*Input*:
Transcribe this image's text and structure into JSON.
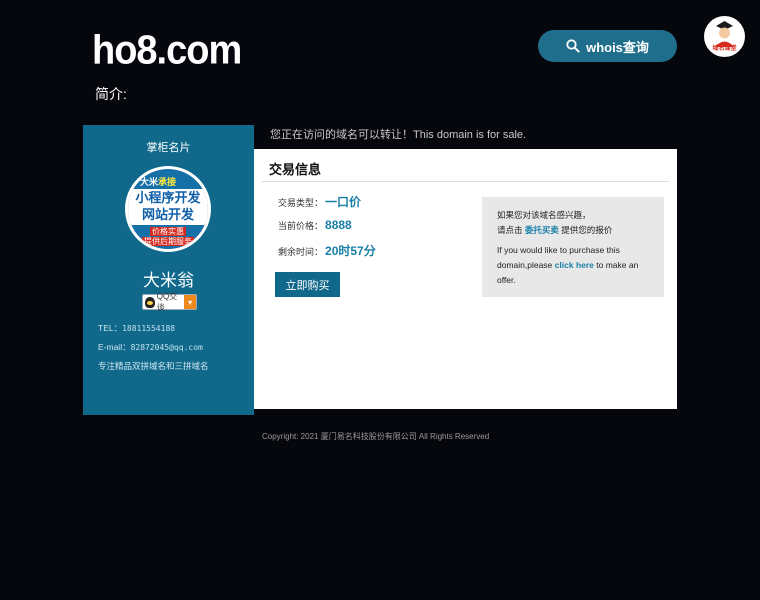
{
  "header": {
    "site_title": "ho8.com",
    "intro_label": "简介:",
    "whois_button": "whois查询",
    "mascot_text": "域名课堂"
  },
  "seller": {
    "card_title": "掌柜名片",
    "badge_top_a": "大米",
    "badge_top_b": "承接",
    "badge_line1": "小程序开发",
    "badge_line2": "网站开发",
    "badge_line3": "价格实惠",
    "badge_line4": "提供后期服务",
    "name": "大米翁",
    "qq_label": "QQ交谈",
    "tel_label": "TEL：",
    "tel_value": "18811554188",
    "email_label": "E-mail：",
    "email_value": "82872045@qq.com",
    "specialty": "专注精品双拼域名和三拼域名"
  },
  "main": {
    "sale_notice": "您正在访问的域名可以转让！This domain is for sale.",
    "panel_title": "交易信息",
    "trade_type_label": "交易类型：",
    "trade_type_value": "一口价",
    "price_label": "当前价格：",
    "price_value": "8888",
    "time_label": "剩余时间：",
    "time_value": "20时57分",
    "buy_button": "立即购买",
    "offer": {
      "line1": "如果您对该域名感兴趣，",
      "line2_pre": "请点击",
      "line2_link": "委托买卖",
      "line2_post": "提供您的报价",
      "line3": "If you would like to purchase this",
      "line4_pre": "domain,please",
      "line4_link": "click here",
      "line4_post": "to make an",
      "line5": "offer."
    }
  },
  "footer": {
    "copyright": "Copyright: 2021 厦门易名科技股份有限公司 All Rights Reserved"
  },
  "colors": {
    "background": "#05070d",
    "accent": "#10698a",
    "link": "#1a7fa8"
  }
}
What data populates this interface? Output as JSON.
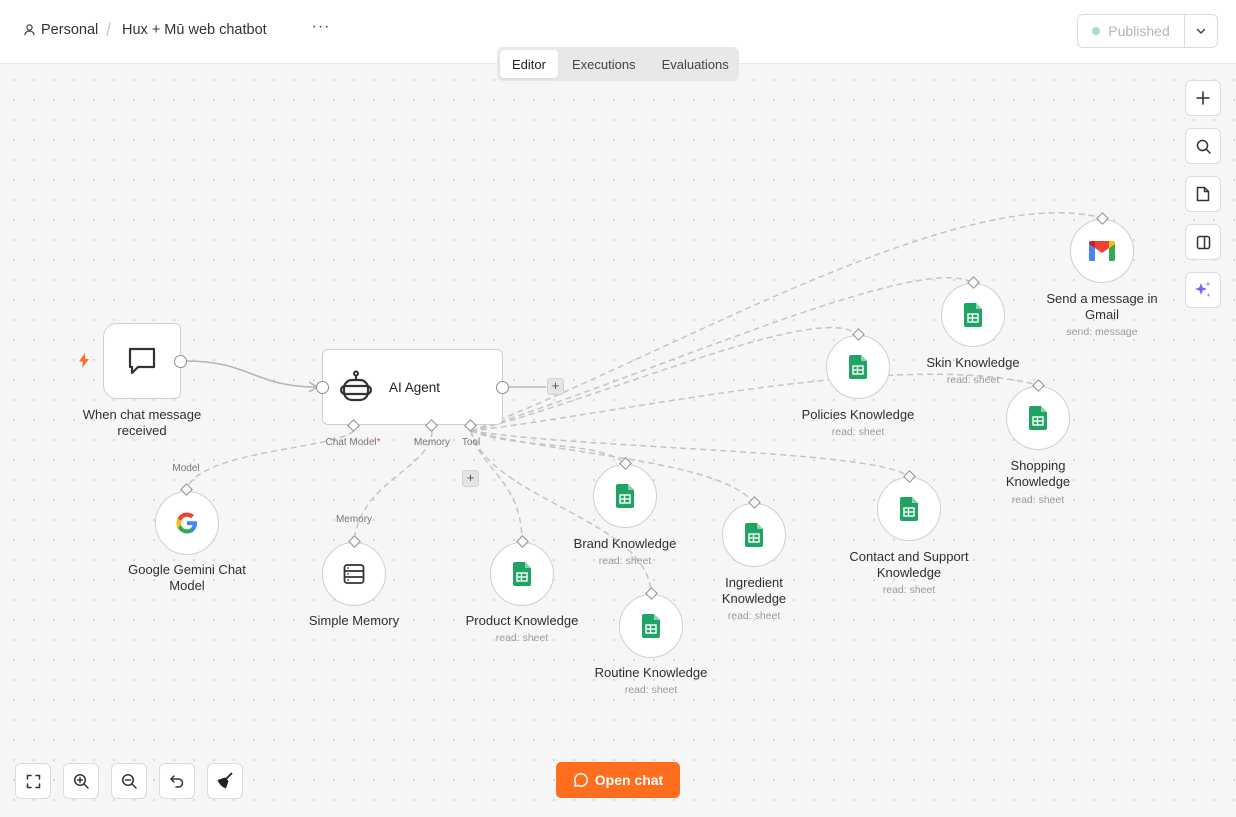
{
  "header": {
    "breadcrumb_personal": "Personal",
    "breadcrumb_separator": "/",
    "workflow_title": "Hux + Mū web chatbot",
    "more_label": "···",
    "status_label": "Published"
  },
  "tabs": [
    {
      "label": "Editor",
      "active": true
    },
    {
      "label": "Executions",
      "active": false
    },
    {
      "label": "Evaluations",
      "active": false
    }
  ],
  "nodes": {
    "chat_trigger": {
      "label": "When chat message received"
    },
    "ai_agent": {
      "label": "AI Agent",
      "port_chat_model": "Chat Model",
      "port_required": "*",
      "port_memory": "Memory",
      "port_tool": "Tool"
    },
    "gemini": {
      "label": "Google Gemini Chat Model",
      "port_label": "Model"
    },
    "simple_memory": {
      "label": "Simple Memory",
      "port_label": "Memory"
    },
    "product_knowledge": {
      "label": "Product Knowledge",
      "sub": "read: sheet"
    },
    "brand_knowledge": {
      "label": "Brand Knowledge",
      "sub": "read: sheet"
    },
    "routine_knowledge": {
      "label": "Routine Knowledge",
      "sub": "read: sheet"
    },
    "ingredient_knowledge": {
      "label": "Ingredient Knowledge",
      "sub": "read: sheet"
    },
    "contact_support_knowledge": {
      "label": "Contact and Support Knowledge",
      "sub": "read: sheet"
    },
    "policies_knowledge": {
      "label": "Policies Knowledge",
      "sub": "read: sheet"
    },
    "skin_knowledge": {
      "label": "Skin Knowledge",
      "sub": "read: sheet"
    },
    "shopping_knowledge": {
      "label": "Shopping Knowledge",
      "sub": "read: sheet"
    },
    "gmail": {
      "label": "Send a message in Gmail",
      "sub": "send: message"
    }
  },
  "controls": {
    "open_chat_label": "Open chat",
    "plus_label": "+"
  },
  "colors": {
    "accent": "#ff6d1f",
    "sheets_green": "#1fa463",
    "published_dot": "#a8dcc4",
    "ai_sparkle": "#8b5cf6"
  }
}
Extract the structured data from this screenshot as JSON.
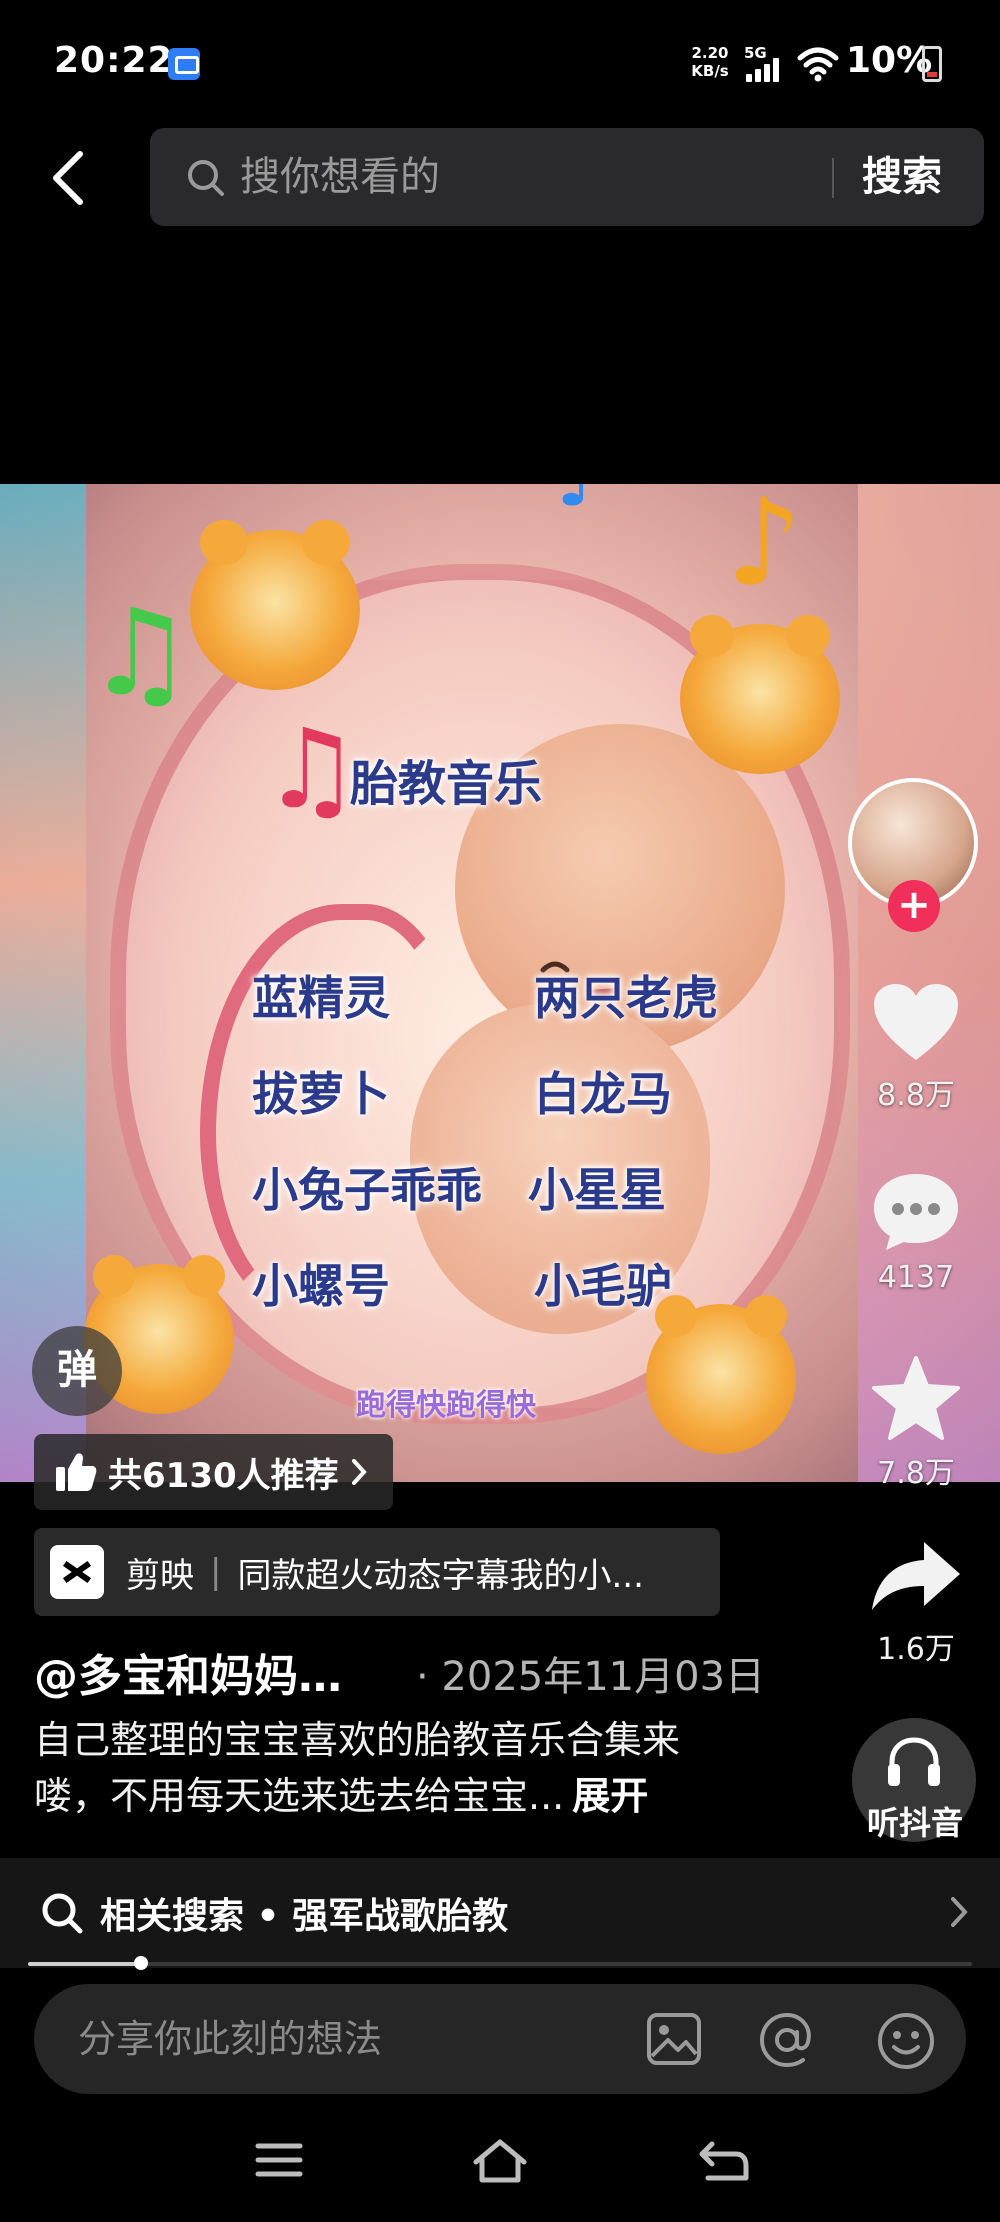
{
  "status_bar": {
    "time": "20:22",
    "net_speed_value": "2.20",
    "net_speed_unit": "KB/s",
    "network": "5G",
    "battery": "10%"
  },
  "header": {
    "search_placeholder": "搜你想看的",
    "search_button": "搜索"
  },
  "video": {
    "title": "胎教音乐",
    "songs": [
      "蓝精灵",
      "两只老虎",
      "拔萝卜",
      "白龙马",
      "小兔子乖乖",
      "小星星",
      "小螺号",
      "小毛驴"
    ],
    "caption": "跑得快跑得快"
  },
  "actions": {
    "likes": "8.8万",
    "comments": "4137",
    "favorites": "7.8万",
    "shares": "1.6万",
    "listen_label": "听抖音"
  },
  "danmu_label": "弹",
  "recommend": "共6130人推荐",
  "capcut": {
    "app": "剪映",
    "text": "同款超火动态字幕我的小..."
  },
  "post": {
    "author": "@多宝和妈妈…",
    "date": "· 2025年11月03日",
    "description": "自己整理的宝宝喜欢的胎教音乐合集来喽，不用每天选来选去给宝宝...",
    "expand": "展开"
  },
  "related_search": {
    "text": "相关搜索 • 强军战歌胎教"
  },
  "playback_progress": 0.12,
  "comment_bar": {
    "placeholder": "分享你此刻的想法"
  },
  "icons": [
    "back-arrow-icon",
    "search-icon",
    "heart-icon",
    "comment-icon",
    "star-icon",
    "share-icon",
    "headphones-icon",
    "image-icon",
    "at-icon",
    "emoji-icon",
    "thumbs-up-icon",
    "chevron-right-icon",
    "menu-icon",
    "home-icon",
    "back-icon"
  ],
  "colors": {
    "background": "#000000",
    "follow_red": "#f0305b",
    "search_bg": "#2a2a2c"
  }
}
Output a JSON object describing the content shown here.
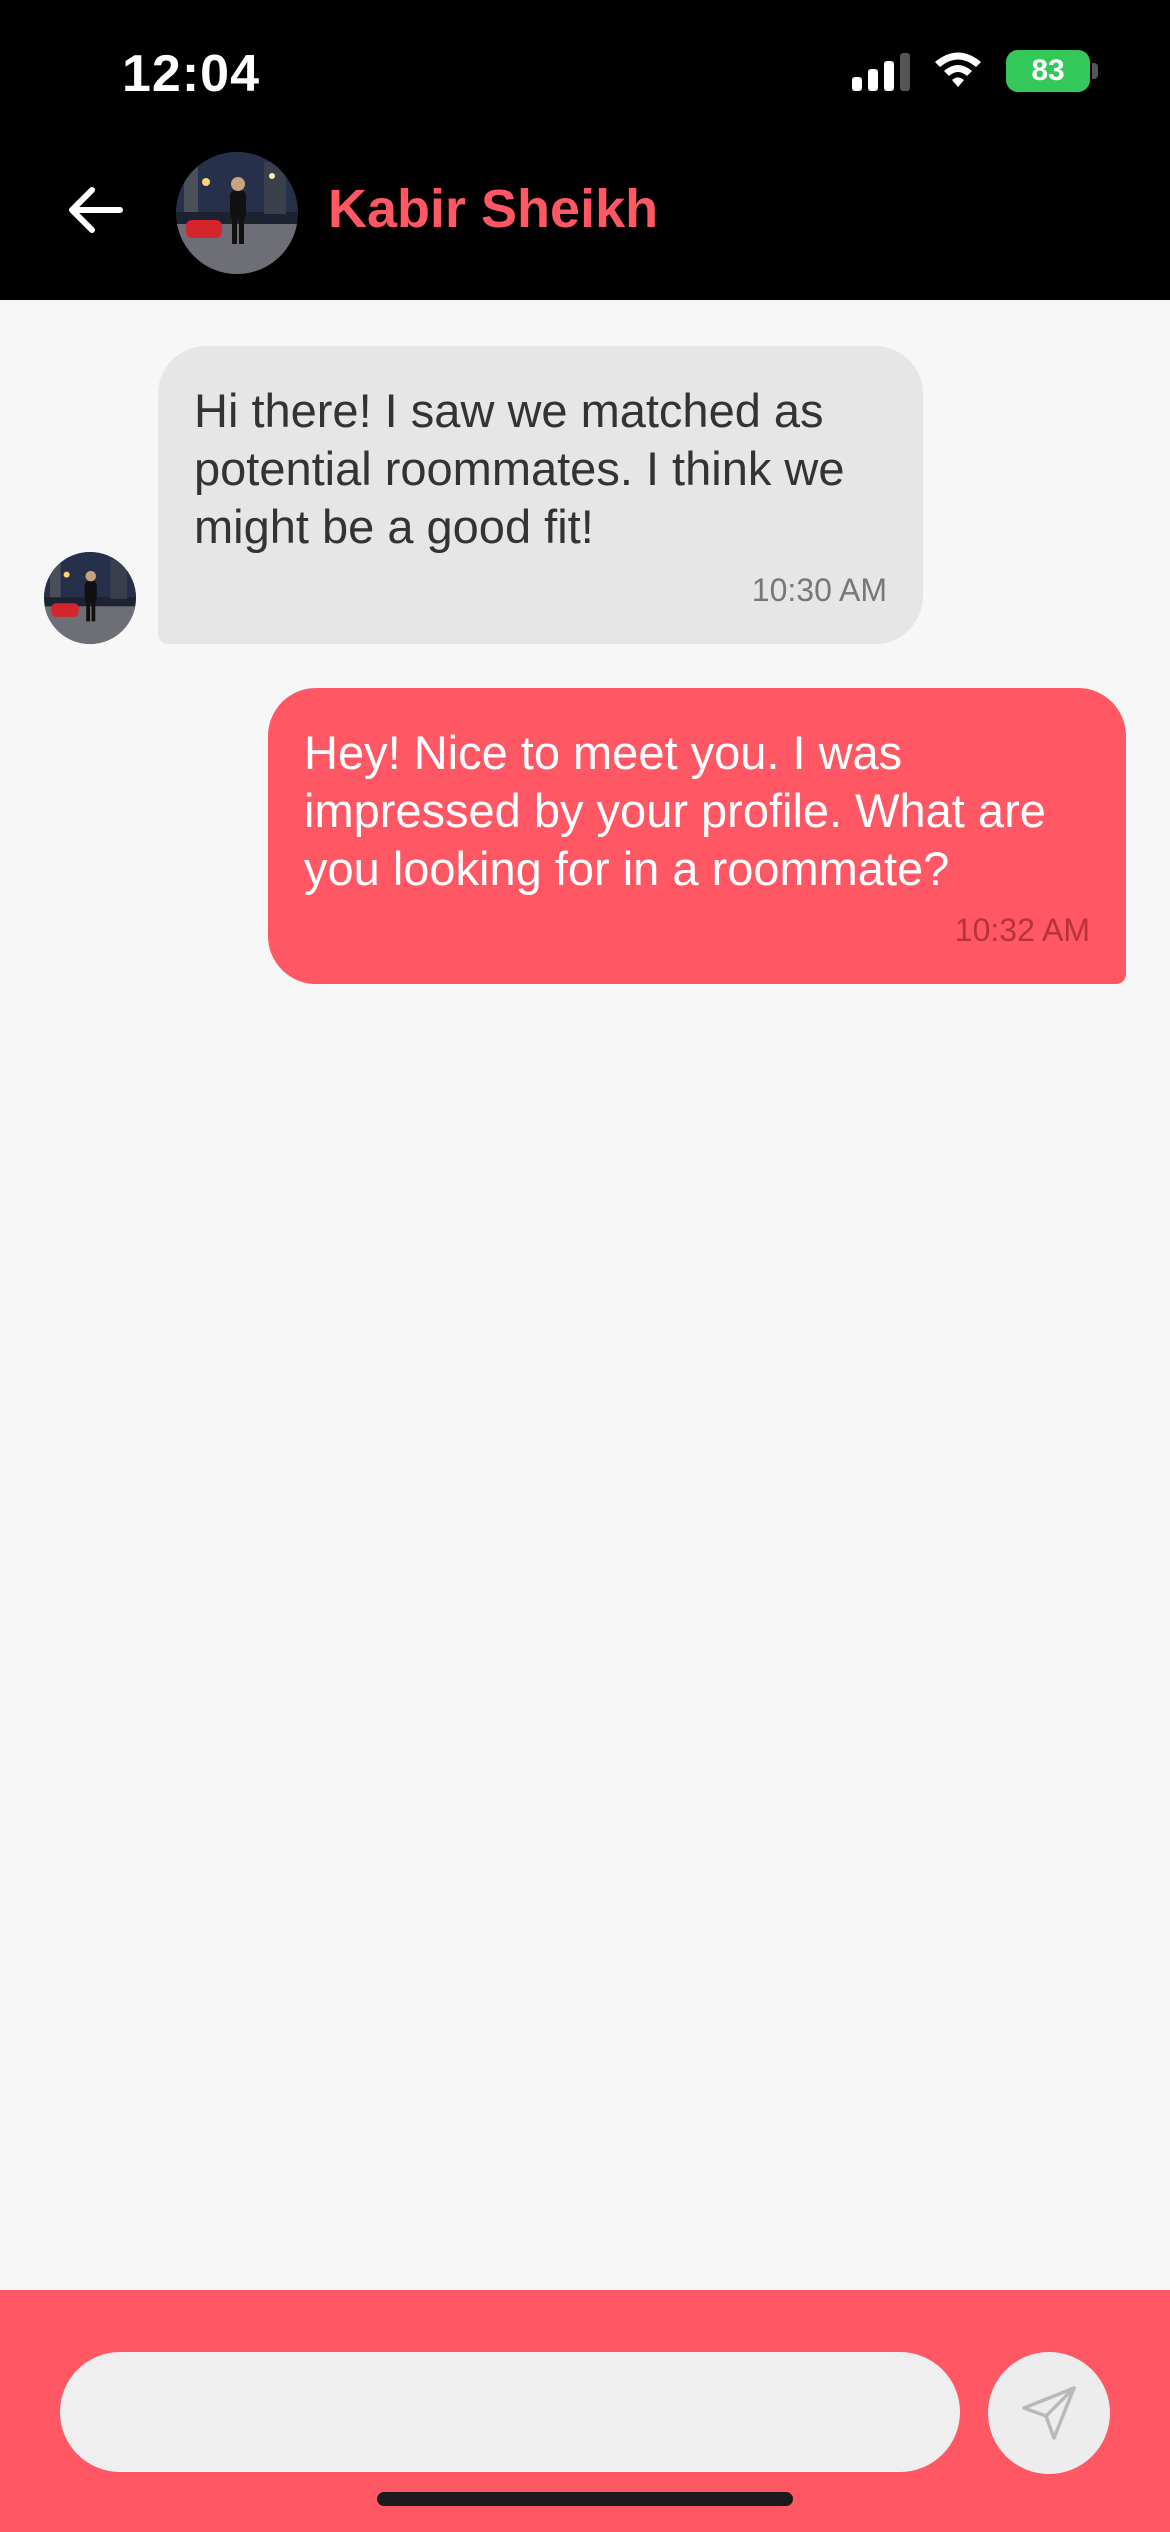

*Do this*:
Gather each line in the entries above where the string "background" is found.

*Result of this exercise*:
    "background": "#05070d",
    "background": "#000000",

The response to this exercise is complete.